Work required:
Write out the material again word for word, dropping any images it holds.

Dataset items:
--- Begin ---

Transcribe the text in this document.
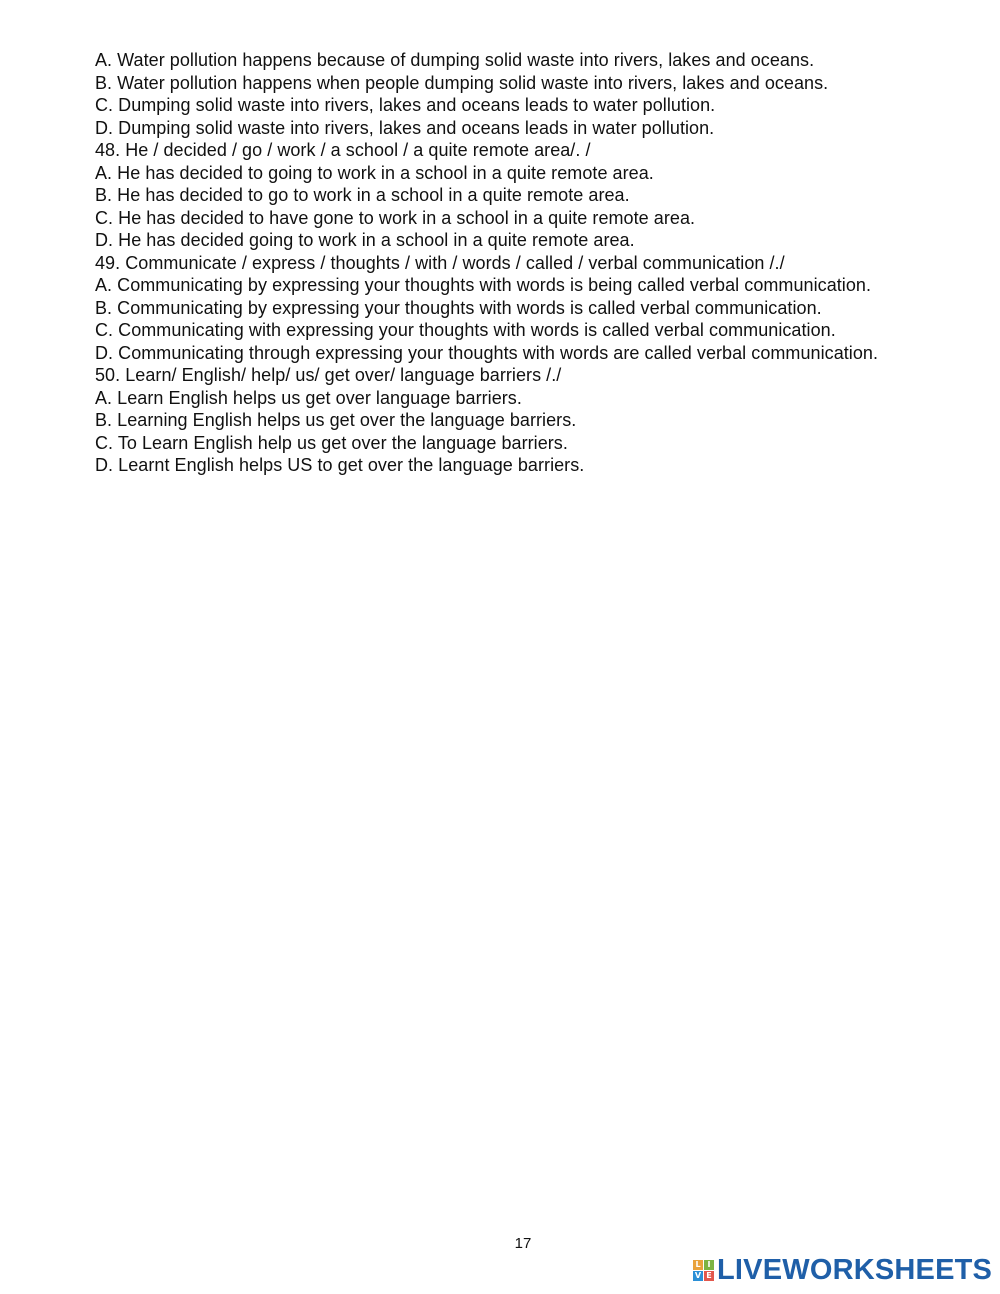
A. Water pollution happens because of dumping solid waste into rivers, lakes and oceans.
B. Water pollution happens when people dumping solid waste into rivers, lakes and oceans.
C. Dumping solid waste into rivers, lakes and oceans leads to water pollution.
D. Dumping solid waste into rivers, lakes and oceans leads in water pollution.
48. He / decided / go / work / a school / a quite remote area/. /
A. He has decided to going to work in a school in a quite remote area.
B. He has decided to go to work in a school in a quite remote area.
C. He has decided to have gone to work in a school in a quite remote area.
D. He has decided going to work in a school in a quite remote area.
49. Communicate / express / thoughts / with / words / called / verbal communication /./
A. Communicating by expressing your thoughts with words is being called verbal communication.
B. Communicating by expressing your thoughts with words is called verbal communication.
C. Communicating with expressing your thoughts with words is called verbal communication.
D. Communicating through expressing your thoughts with words are called verbal communication.
50. Learn/ English/ help/ us/ get over/ language barriers /./
A. Learn English helps us get over language barriers.
B. Learning English helps us get over the language barriers.
C. To Learn English help us get over the language barriers.
D. Learnt English helps US to get over the language barriers.
17
L I
V E LIVEWORKSHEETS
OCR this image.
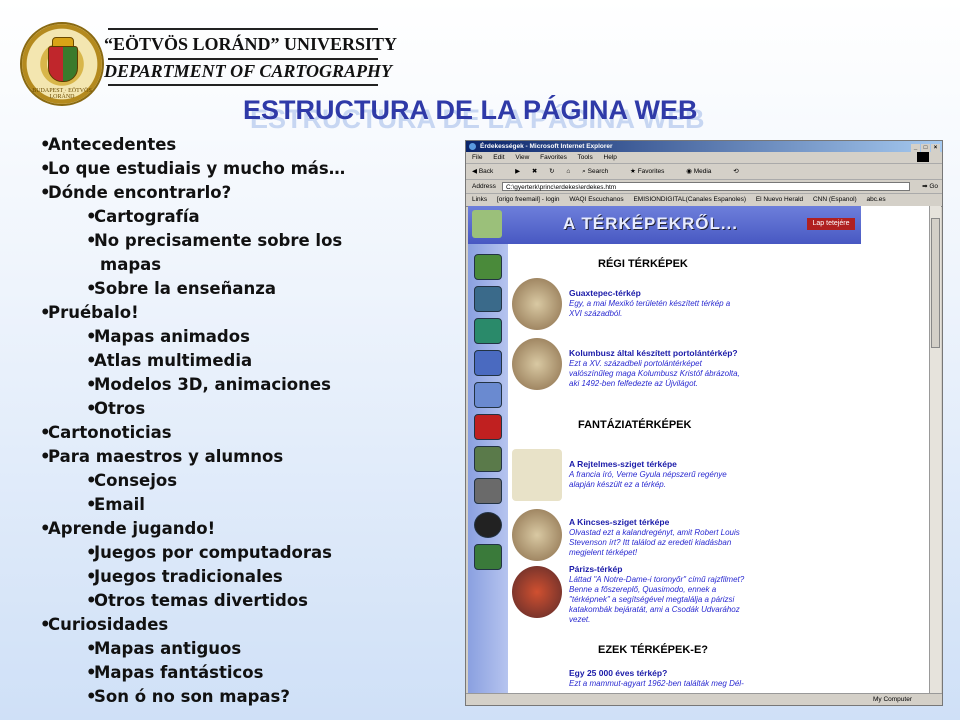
BUDAPEST · EÖTVÖS LORÁND
“EÖTVÖS LORÁND” UNIVERSITY
DEPARTMENT OF CARTOGRAPHY
ESTRUCTURA DE LA PÁGINA WEB
•
Antecedentes
•
Lo que estudiais y mucho más…
•
Dónde encontrarlo?
•
Cartografía
•
No precisamente sobre los
mapas
•
Sobre la enseñanza
•
Pruébalo!
•
Mapas animados
•
Atlas multimedia
•
Modelos 3D, animaciones
•
Otros
•
Cartonoticias
•
Para maestros y alumnos
•
Consejos
•
Email
•
Aprende jugando!
•
Juegos por computadoras
•
Juegos tradicionales
•
Otros temas divertidos
•
Curiosidades
•
Mapas antiguos
•
Mapas fantásticos
•
Son ó no son mapas?
Érdekességek - Microsoft Internet Explorer	_ □ ×
File Edit View Favorites Tools Help
◀ Back	▶ ✖ ↻ ⌂ ⌕ Search	★ Favorites	◉ Media	⟲
Address	C:\gyerterk\princ\erdekes\erdekes.htm	➡ Go
Links [origo freemail] - login WAQI Escuchanos EMISIONDIGITAL(Canales Espanoles) El Nuevo Herald CNN (Espanol) abc.es
A TÉRKÉPEKRŐL...	Lap tetejére
RÉGI TÉRKÉPEK
Guaxtepec-térkép
Egy, a mai Mexikó területén készített térkép a
XVI századból.
Kolumbusz által készített portolántérkép?
Ezt a XV. századbeli portolántérképet
valószínűleg maga Kolumbusz Kristóf ábrázolta,
aki 1492-ben felfedezte az Újvilágot.
FANTÁZIATÉRKÉPEK
A Rejtelmes-sziget térképe
A francia író, Verne Gyula népszerű regénye
alapján készült ez a térkép.
A Kincses-sziget térképe
Olvastad ezt a kalandregényt, amit Robert Louis
Stevenson írt? Itt találod az eredeti kiadásban
megjelent térképet!
Párizs-térkép
Láttad "A Notre-Dame-i toronyőr" című rajzfilmet?
Benne a főszereplő, Quasimodo, ennek a
"térképnek" a segítségével megtalálja a párizsi
katakombák bejáratát, ami a Csodák Udvarához
vezet.
EZEK TÉRKÉPEK-E?
Egy 25 000 éves térkép?
Ezt a mammut-agyart 1962-ben találták meg Dél-
My Computer
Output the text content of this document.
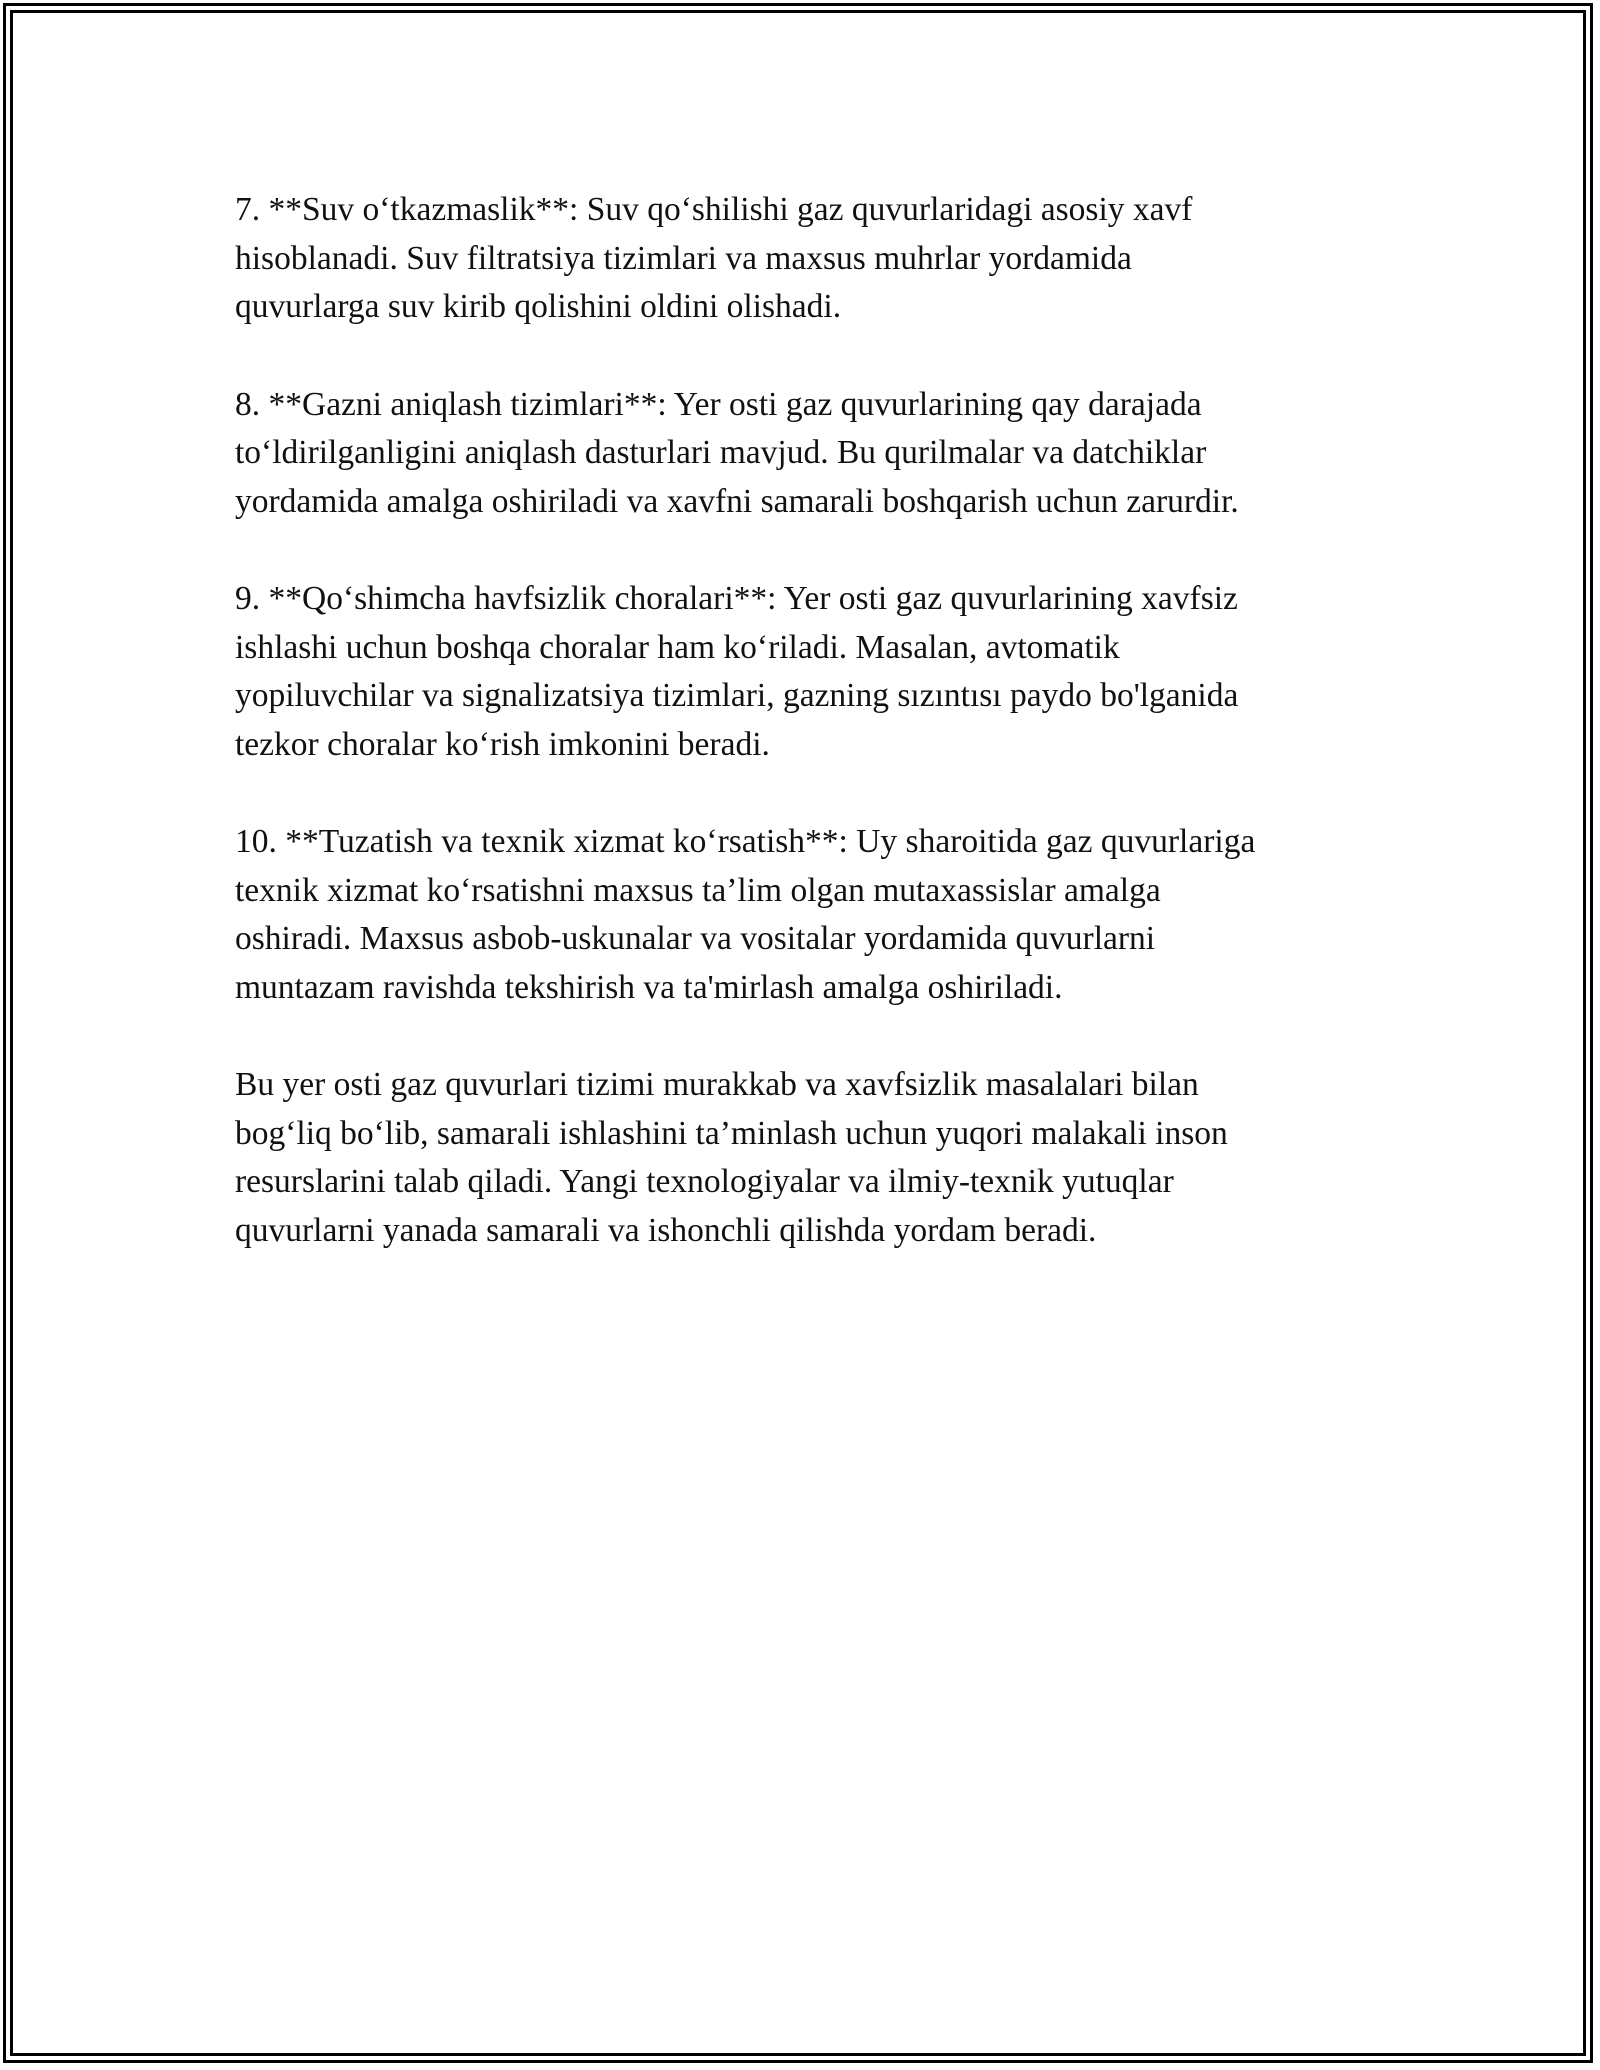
7. **Suv o‘tkazmaslik**: Suv qo‘shilishi gaz quvurlaridagi asosiy xavf
hisoblanadi. Suv filtratsiya tizimlari va maxsus muhrlar yordamida
quvurlarga suv kirib qolishini oldini olishadi.

8. **Gazni aniqlash tizimlari**: Yer osti gaz quvurlarining qay darajada
to‘ldirilganligini aniqlash dasturlari mavjud. Bu qurilmalar va datchiklar
yordamida amalga oshiriladi va xavfni samarali boshqarish uchun zarurdir.

9. **Qo‘shimcha havfsizlik choralari**: Yer osti gaz quvurlarining xavfsiz
ishlashi uchun boshqa choralar ham ko‘riladi. Masalan, avtomatik
yopiluvchilar va signalizatsiya tizimlari, gazning sızıntısı paydo bo'lganida
tezkor choralar ko‘rish imkonini beradi.

10. **Tuzatish va texnik xizmat ko‘rsatish**: Uy sharoitida gaz quvurlariga
texnik xizmat ko‘rsatishni maxsus ta’lim olgan mutaxassislar amalga
oshiradi. Maxsus asbob-uskunalar va vositalar yordamida quvurlarni
muntazam ravishda tekshirish va ta'mirlash amalga oshiriladi.

Bu yer osti gaz quvurlari tizimi murakkab va xavfsizlik masalalari bilan
bog‘liq bo‘lib, samarali ishlashini ta’minlash uchun yuqori malakali inson
resurslarini talab qiladi. Yangi texnologiyalar va ilmiy-texnik yutuqlar
quvurlarni yanada samarali va ishonchli qilishda yordam beradi.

--- End ---

Output for this task:
Transcribe the text in this document.
A. Water pollution happens because of dumping solid waste into rivers, lakes and oceans.
B. Water pollution happens when people dumping solid waste into rivers, lakes and oceans.
C. Dumping solid waste into rivers, lakes and oceans leads to water pollution.
D. Dumping solid waste into rivers, lakes and oceans leads in water pollution.
48. He / decided / go / work / a school / a quite remote area/. /
A. He has decided to going to work in a school in a quite remote area.
B. He has decided to go to work in a school in a quite remote area.
C. He has decided to have gone to work in a school in a quite remote area.
D. He has decided going to work in a school in a quite remote area.
49. Communicate / express / thoughts / with / words / called / verbal communication /./
A. Communicating by expressing your thoughts with words is being called verbal communication.
B. Communicating by expressing your thoughts with words is called verbal communication.
C. Communicating with expressing your thoughts with words is called verbal communication.
D. Communicating through expressing your thoughts with words are called verbal communication.
50. Learn/ English/ help/ us/ get over/ language barriers /./
A. Learn English helps us get over language barriers.
B. Learning English helps us get over the language barriers.
C. To Learn English help us get over the language barriers.
D. Learnt English helps US to get over the language barriers.
17
L I
V E LIVEWORKSHEETS
OCR this image.
BUDAPEST · EÖTVÖS LORÁND
“EÖTVÖS LORÁND” UNIVERSITY
DEPARTMENT OF CARTOGRAPHY
ESTRUCTURA DE LA PÁGINA WEB
•
Antecedentes
•
Lo que estudiais y mucho más…
•
Dónde encontrarlo?
•
Cartografía
•
No precisamente sobre los
mapas
•
Sobre la enseñanza
•
Pruébalo!
•
Mapas animados
•
Atlas multimedia
•
Modelos 3D, animaciones
•
Otros
•
Cartonoticias
•
Para maestros y alumnos
•
Consejos
•
Email
•
Aprende jugando!
•
Juegos por computadoras
•
Juegos tradicionales
•
Otros temas divertidos
•
Curiosidades
•
Mapas antiguos
•
Mapas fantásticos
•
Son ó no son mapas?
Érdekességek - Microsoft Internet Explorer	_ □ ×
File Edit View Favorites Tools Help
◀ Back	▶ ✖ ↻ ⌂ ⌕ Search	★ Favorites	◉ Media	⟲
Address	C:\gyerterk\princ\erdekes\erdekes.htm	➡ Go
Links [origo freemail] - login WAQI Escuchanos EMISIONDIGITAL(Canales Espanoles) El Nuevo Herald CNN (Espanol) abc.es
A TÉRKÉPEKRŐL...	Lap tetejére
RÉGI TÉRKÉPEK
Guaxtepec-térkép
Egy, a mai Mexikó területén készített térkép a
XVI századból.
Kolumbusz által készített portolántérkép?
Ezt a XV. századbeli portolántérképet
valószínűleg maga Kolumbusz Kristóf ábrázolta,
aki 1492-ben felfedezte az Újvilágot.
FANTÁZIATÉRKÉPEK
A Rejtelmes-sziget térképe
A francia író, Verne Gyula népszerű regénye
alapján készült ez a térkép.
A Kincses-sziget térképe
Olvastad ezt a kalandregényt, amit Robert Louis
Stevenson írt? Itt találod az eredeti kiadásban
megjelent térképet!
Párizs-térkép
Láttad "A Notre-Dame-i toronyőr" című rajzfilmet?
Benne a főszereplő, Quasimodo, ennek a
"térképnek" a segítségével megtalálja a párizsi
katakombák bejáratát, ami a Csodák Udvarához
vezet.
EZEK TÉRKÉPEK-E?
Egy 25 000 éves térkép?
Ezt a mammut-agyart 1962-ben találták meg Dél-
My Computer
Output the text content of this document.
7. **Suv o‘tkazmaslik**: Suv qo‘shilishi gaz quvurlaridagi asosiy xavf
hisoblanadi. Suv filtratsiya tizimlari va maxsus muhrlar yordamida
quvurlarga suv kirib qolishini oldini olishadi.

8. **Gazni aniqlash tizimlari**: Yer osti gaz quvurlarining qay darajada
to‘ldirilganligini aniqlash dasturlari mavjud. Bu qurilmalar va datchiklar
yordamida amalga oshiriladi va xavfni samarali boshqarish uchun zarurdir.

9. **Qo‘shimcha havfsizlik choralari**: Yer osti gaz quvurlarining xavfsiz
ishlashi uchun boshqa choralar ham ko‘riladi. Masalan, avtomatik
yopiluvchilar va signalizatsiya tizimlari, gazning sızıntısı paydo bo'lganida
tezkor choralar ko‘rish imkonini beradi.

10. **Tuzatish va texnik xizmat ko‘rsatish**: Uy sharoitida gaz quvurlariga
texnik xizmat ko‘rsatishni maxsus ta’lim olgan mutaxassislar amalga
oshiradi. Maxsus asbob-uskunalar va vositalar yordamida quvurlarni
muntazam ravishda tekshirish va ta'mirlash amalga oshiriladi.

Bu yer osti gaz quvurlari tizimi murakkab va xavfsizlik masalalari bilan
bog‘liq bo‘lib, samarali ishlashini ta’minlash uchun yuqori malakali inson
resurslarini talab qiladi. Yangi texnologiyalar va ilmiy-texnik yutuqlar
quvurlarni yanada samarali va ishonchli qilishda yordam beradi.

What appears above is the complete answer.